▸ **WORK INSTRUCTIONS**
All of the records below must be output exactly, with no pictures carried over.
● ● ●
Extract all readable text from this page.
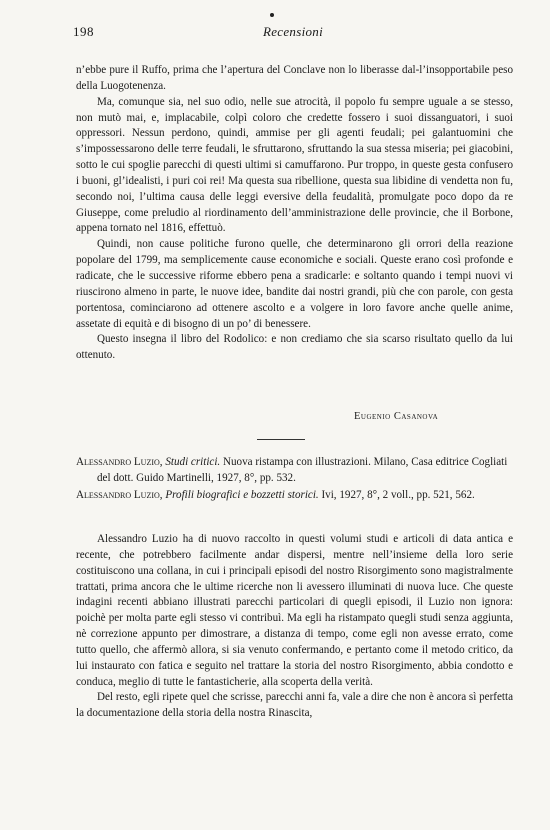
198	Recensioni

n’ebbe pure il Ruffo, prima che l’apertura del Conclave non lo liberasse dal-l’insopportabile peso della Luogotenenza.

Ma, comunque sia, nel suo odio, nelle sue atrocità, il popolo fu sempre uguale a se stesso, non mutò mai, e, implacabile, colpì coloro che credette fossero i suoi dissanguatori, i suoi oppressori. Nessun perdono, quindi, ammise per gli agenti feudali; pei galantuomini che s’impossessarono delle terre feudali, le sfruttarono, sfruttando la sua stessa miseria; pei giacobini, sotto le cui spoglie parecchi di questi ultimi si camuffarono. Pur troppo, in queste gesta confusero i buoni, gl’idealisti, i puri coi rei! Ma questa sua ribellione, questa sua libidine di vendetta non fu, secondo noi, l’ultima causa delle leggi eversive della feudalità, promulgate poco dopo da re Giuseppe, come preludio al riordinamento dell’amministrazione delle provincie, che il Borbone, appena tornato nel 1816, effettuò.

Quindi, non cause politiche furono quelle, che determinarono gli orrori della reazione popolare del 1799, ma semplicemente cause economiche e sociali. Queste erano così profonde e radicate, che le successive riforme ebbero pena a sradicarle: e soltanto quando i tempi nuovi vi riuscirono almeno in parte, le nuove idee, bandite dai nostri grandi, più che con parole, con gesta portentosa, cominciarono ad ottenere ascolto e a volgere in loro favore anche quelle anime, assetate di equità e di bisogno di un po’ di benessere.

Questo insegna il libro del Rodolico: e non crediamo che sia scarso risultato quello da lui ottenuto.

Eugenio Casanova
Alessandro Luzio, Studi critici. Nuova ristampa con illustrazioni. Milano, Casa editrice Cogliati del dott. Guido Martinelli, 1927, 8°, pp. 532.
Alessandro Luzio, Profili biografici e bozzetti storici. Ivi, 1927, 8°, 2 voll., pp. 521, 562.

Alessandro Luzio ha di nuovo raccolto in questi volumi studi e articoli di data antica e recente, che potrebbero facilmente andar dispersi, mentre nell’insieme della loro serie costituiscono una collana, in cui i principali episodi del nostro Risorgimento sono magistralmente trattati, prima ancora che le ultime ricerche non li avessero illuminati di nuova luce. Che queste indagini recenti abbiano illustrati parecchi particolari di quegli episodi, il Luzio non ignora: poichè per molta parte egli stesso vi contribuì. Ma egli ha ristampato quegli studi senza aggiunta, nè correzione appunto per dimostrare, a distanza di tempo, come egli non avesse errato, come tutto quello, che affermò allora, si sia venuto confermando, e pertanto come il metodo critico, da lui instaurato con fatica e seguito nel trattare la storia del nostro Risorgimento, abbia condotto e conduca, meglio di tutte le fantasticherie, alla scoperta della verità.

Del resto, egli ripete quel che scrisse, parecchi anni fa, vale a dire che non è ancora sì perfetta la documentazione della storia della nostra Rinascita,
● ● ●
▸ **THE RESPONSE**
Extract all readable text from this page.
198	Recensioni

n’ebbe pure il Ruffo, prima che l’apertura del Conclave non lo liberasse dal-l’insopportabile peso della Luogotenenza.

Ma, comunque sia, nel suo odio, nelle sue atrocità, il popolo fu sempre uguale a se stesso, non mutò mai, e, implacabile, colpì coloro che credette fossero i suoi dissanguatori, i suoi oppressori. Nessun perdono, quindi, ammise per gli agenti feudali; pei galantuomini che s’impossessarono delle terre feudali, le sfruttarono, sfruttando la sua stessa miseria; pei giacobini, sotto le cui spoglie parecchi di questi ultimi si camuffarono. Pur troppo, in queste gesta confusero i buoni, gl’idealisti, i puri coi rei! Ma questa sua ribellione, questa sua libidine di vendetta non fu, secondo noi, l’ultima causa delle leggi eversive della feudalità, promulgate poco dopo da re Giuseppe, come preludio al riordinamento dell’amministrazione delle provincie, che il Borbone, appena tornato nel 1816, effettuò.

Quindi, non cause politiche furono quelle, che determinarono gli orrori della reazione popolare del 1799, ma semplicemente cause economiche e sociali. Queste erano così profonde e radicate, che le successive riforme ebbero pena a sradicarle: e soltanto quando i tempi nuovi vi riuscirono almeno in parte, le nuove idee, bandite dai nostri grandi, più che con parole, con gesta portentosa, cominciarono ad ottenere ascolto e a volgere in loro favore anche quelle anime, assetate di equità e di bisogno di un po’ di benessere.

Questo insegna il libro del Rodolico: e non crediamo che sia scarso risultato quello da lui ottenuto.

Eugenio Casanova
Alessandro Luzio, Studi critici. Nuova ristampa con illustrazioni. Milano, Casa editrice Cogliati del dott. Guido Martinelli, 1927, 8°, pp. 532.
Alessandro Luzio, Profili biografici e bozzetti storici. Ivi, 1927, 8°, 2 voll., pp. 521, 562.

Alessandro Luzio ha di nuovo raccolto in questi volumi studi e articoli di data antica e recente, che potrebbero facilmente andar dispersi, mentre nell’insieme della loro serie costituiscono una collana, in cui i principali episodi del nostro Risorgimento sono magistralmente trattati, prima ancora che le ultime ricerche non li avessero illuminati di nuova luce. Che queste indagini recenti abbiano illustrati parecchi particolari di quegli episodi, il Luzio non ignora: poichè per molta parte egli stesso vi contribuì. Ma egli ha ristampato quegli studi senza aggiunta, nè correzione appunto per dimostrare, a distanza di tempo, come egli non avesse errato, come tutto quello, che affermò allora, si sia venuto confermando, e pertanto come il metodo critico, da lui instaurato con fatica e seguito nel trattare la storia del nostro Risorgimento, abbia condotto e conduca, meglio di tutte le fantasticherie, alla scoperta della verità.

Del resto, egli ripete quel che scrisse, parecchi anni fa, vale a dire che non è ancora sì perfetta la documentazione della storia della nostra Rinascita,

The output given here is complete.